MATERIAL FOR THE TASK:
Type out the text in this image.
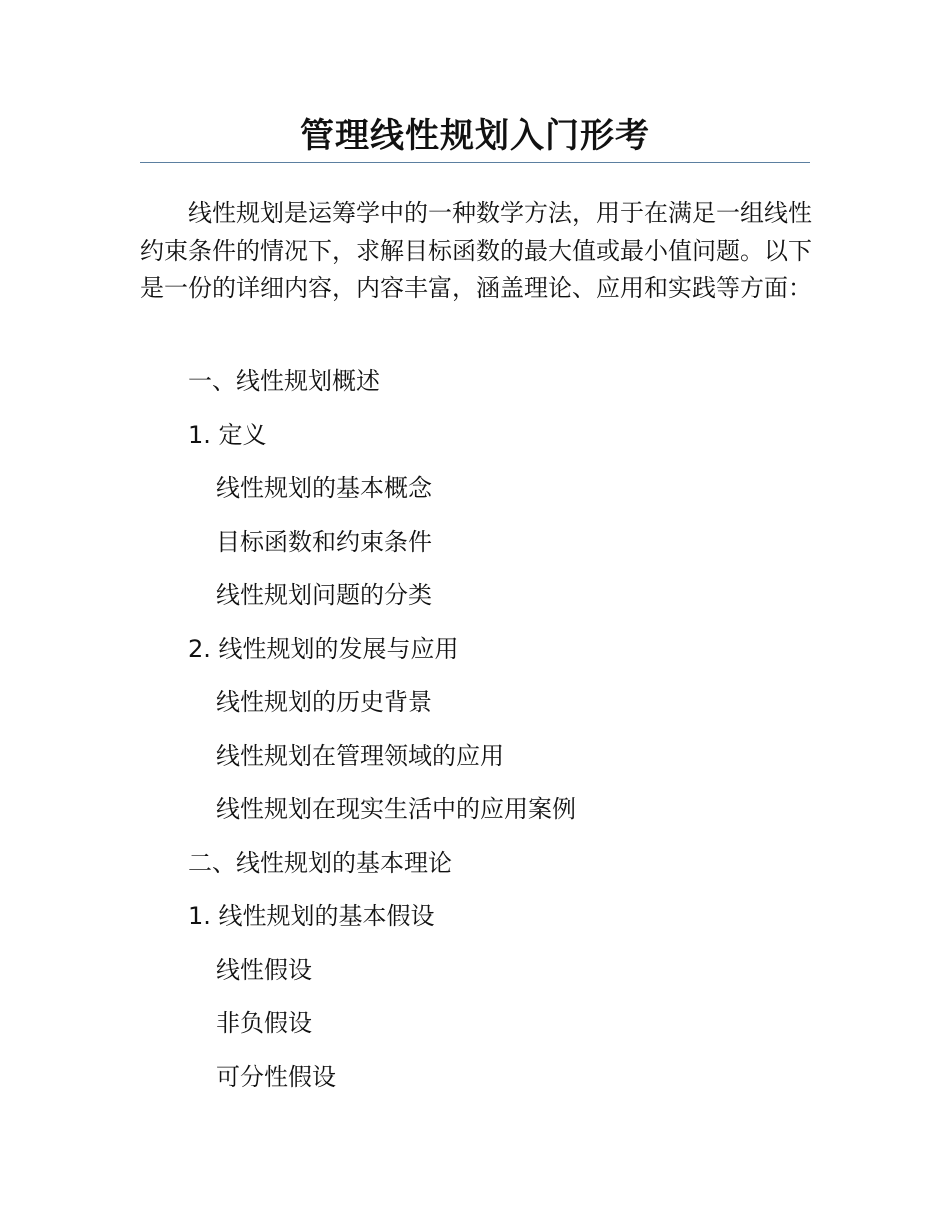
管理线性规划入门形考

线性规划是运筹学中的一种数学方法，用于在满足一组线性约束条件的情况下，求解目标函数的最大值或最小值问题。以下是一份的详细内容，内容丰富，涵盖理论、应用和实践等方面：

一、线性规划概述

1. 定义

线性规划的基本概念

目标函数和约束条件

线性规划问题的分类

2. 线性规划的发展与应用

线性规划的历史背景

线性规划在管理领域的应用

线性规划在现实生活中的应用案例

二、线性规划的基本理论

1. 线性规划的基本假设

线性假设

非负假设

可分性假设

CHALLENGE: Without the pictures, output the full listing exactly as it stands.

PROBLEM SOLUTION:
Type out the text in this image.
管理线性规划入门形考

线性规划是运筹学中的一种数学方法，用于在满足一组线性约束条件的情况下，求解目标函数的最大值或最小值问题。以下是一份的详细内容，内容丰富，涵盖理论、应用和实践等方面：

一、线性规划概述

1. 定义

线性规划的基本概念

目标函数和约束条件

线性规划问题的分类

2. 线性规划的发展与应用

线性规划的历史背景

线性规划在管理领域的应用

线性规划在现实生活中的应用案例

二、线性规划的基本理论

1. 线性规划的基本假设

线性假设

非负假设

可分性假设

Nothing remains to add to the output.